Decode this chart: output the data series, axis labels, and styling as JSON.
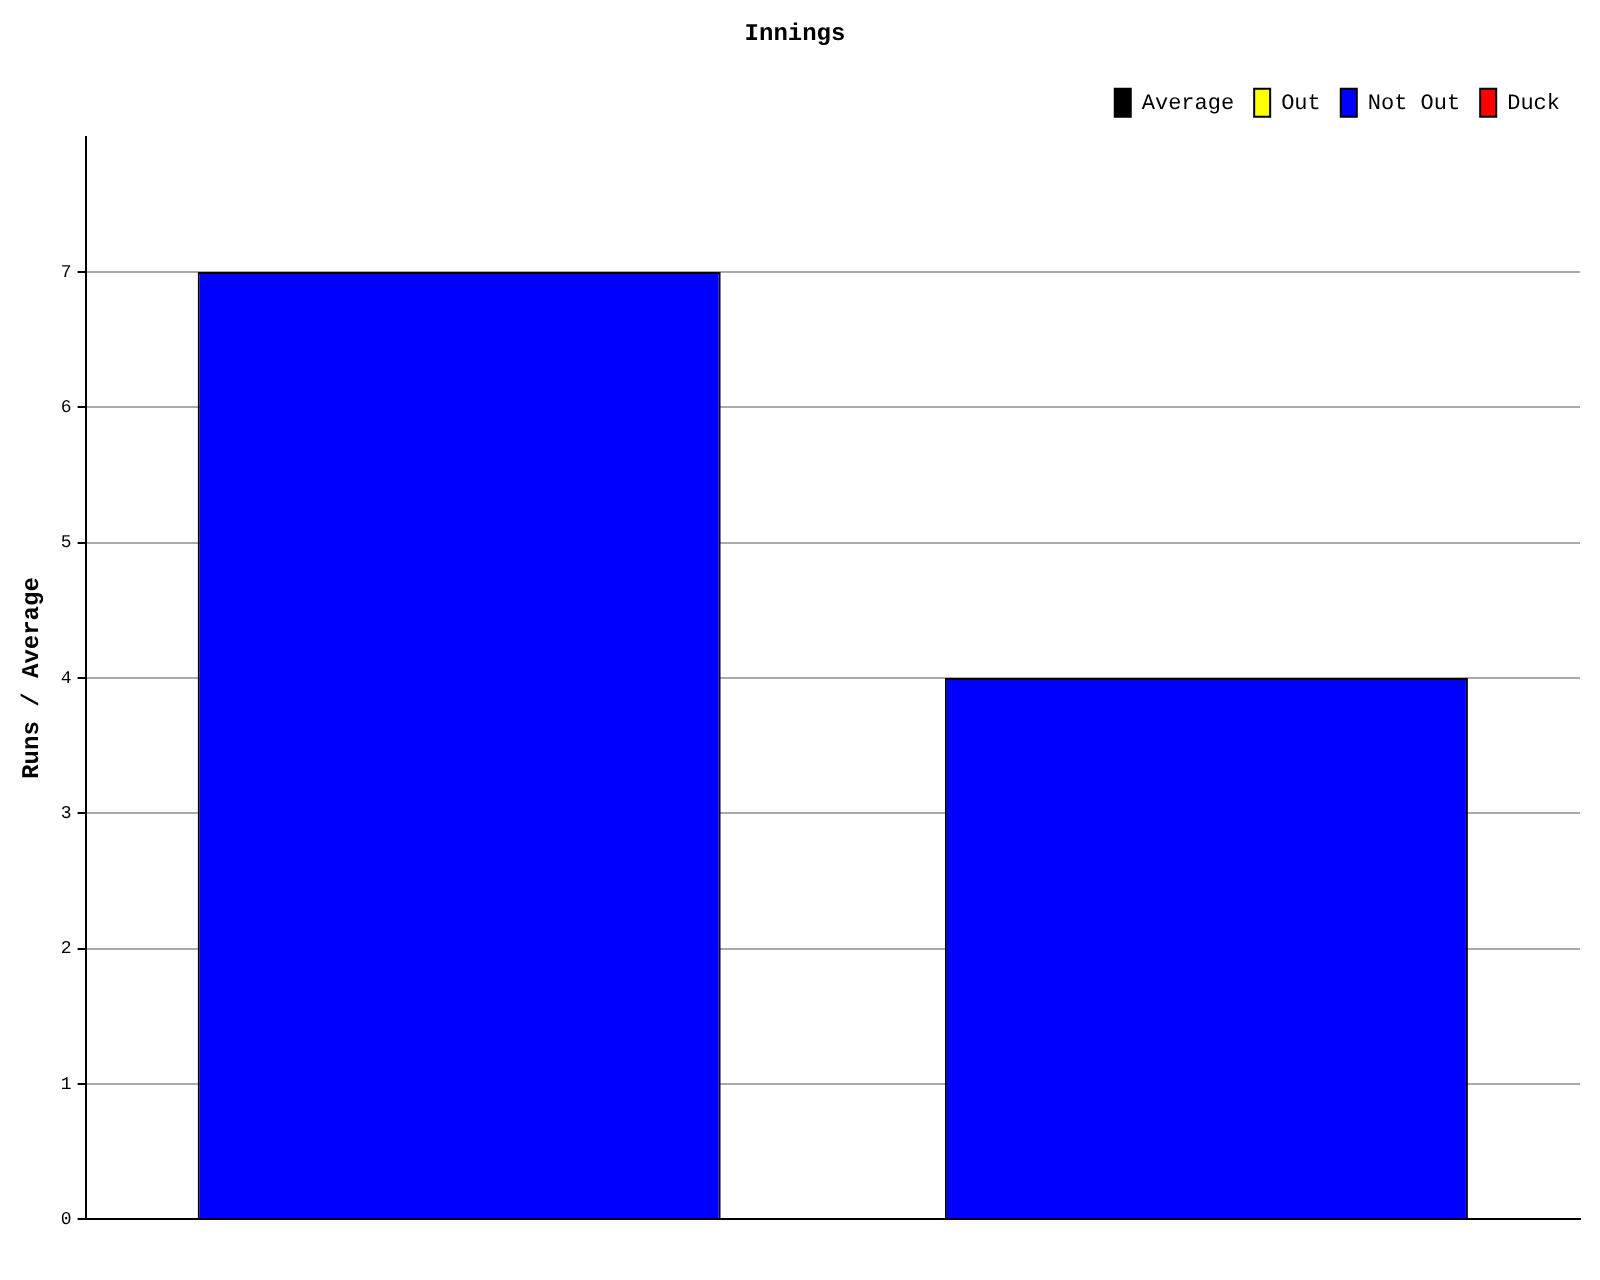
{
  "chart_data": {
    "type": "bar",
    "title": "Innings",
    "ylabel": "Runs / Average",
    "categories": [
      null,
      null
    ],
    "stacked": true,
    "series": [
      {
        "name": "Average",
        "color": "#000000",
        "values": [
          null,
          null
        ]
      },
      {
        "name": "Out",
        "color": "#ffff00",
        "values": [
          null,
          null
        ]
      },
      {
        "name": "Not Out",
        "color": "#0000ff",
        "values": [
          7,
          4
        ]
      },
      {
        "name": "Duck",
        "color": "#ff0000",
        "values": [
          null,
          null
        ]
      }
    ],
    "ylim": [
      0,
      8
    ],
    "yticks": [
      0,
      1,
      2,
      3,
      4,
      5,
      6,
      7
    ],
    "grid": "y",
    "legend": "top right"
  }
}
┄┄┄┄┄┄┄┄┄┄┄┄┄┄┄┄┄┄┄┄
__What you have to do__
Pictures stay out of the copy; please restate every record above exactly.

__Exercise result__
Decode this chart: output the data series, axis labels, and styling as JSON.
{
  "chart_data": {
    "type": "bar",
    "title": "Innings",
    "ylabel": "Runs / Average",
    "categories": [
      null,
      null
    ],
    "stacked": true,
    "series": [
      {
        "name": "Average",
        "color": "#000000",
        "values": [
          null,
          null
        ]
      },
      {
        "name": "Out",
        "color": "#ffff00",
        "values": [
          null,
          null
        ]
      },
      {
        "name": "Not Out",
        "color": "#0000ff",
        "values": [
          7,
          4
        ]
      },
      {
        "name": "Duck",
        "color": "#ff0000",
        "values": [
          null,
          null
        ]
      }
    ],
    "ylim": [
      0,
      8
    ],
    "yticks": [
      0,
      1,
      2,
      3,
      4,
      5,
      6,
      7
    ],
    "grid": "y",
    "legend": "top right"
  }
}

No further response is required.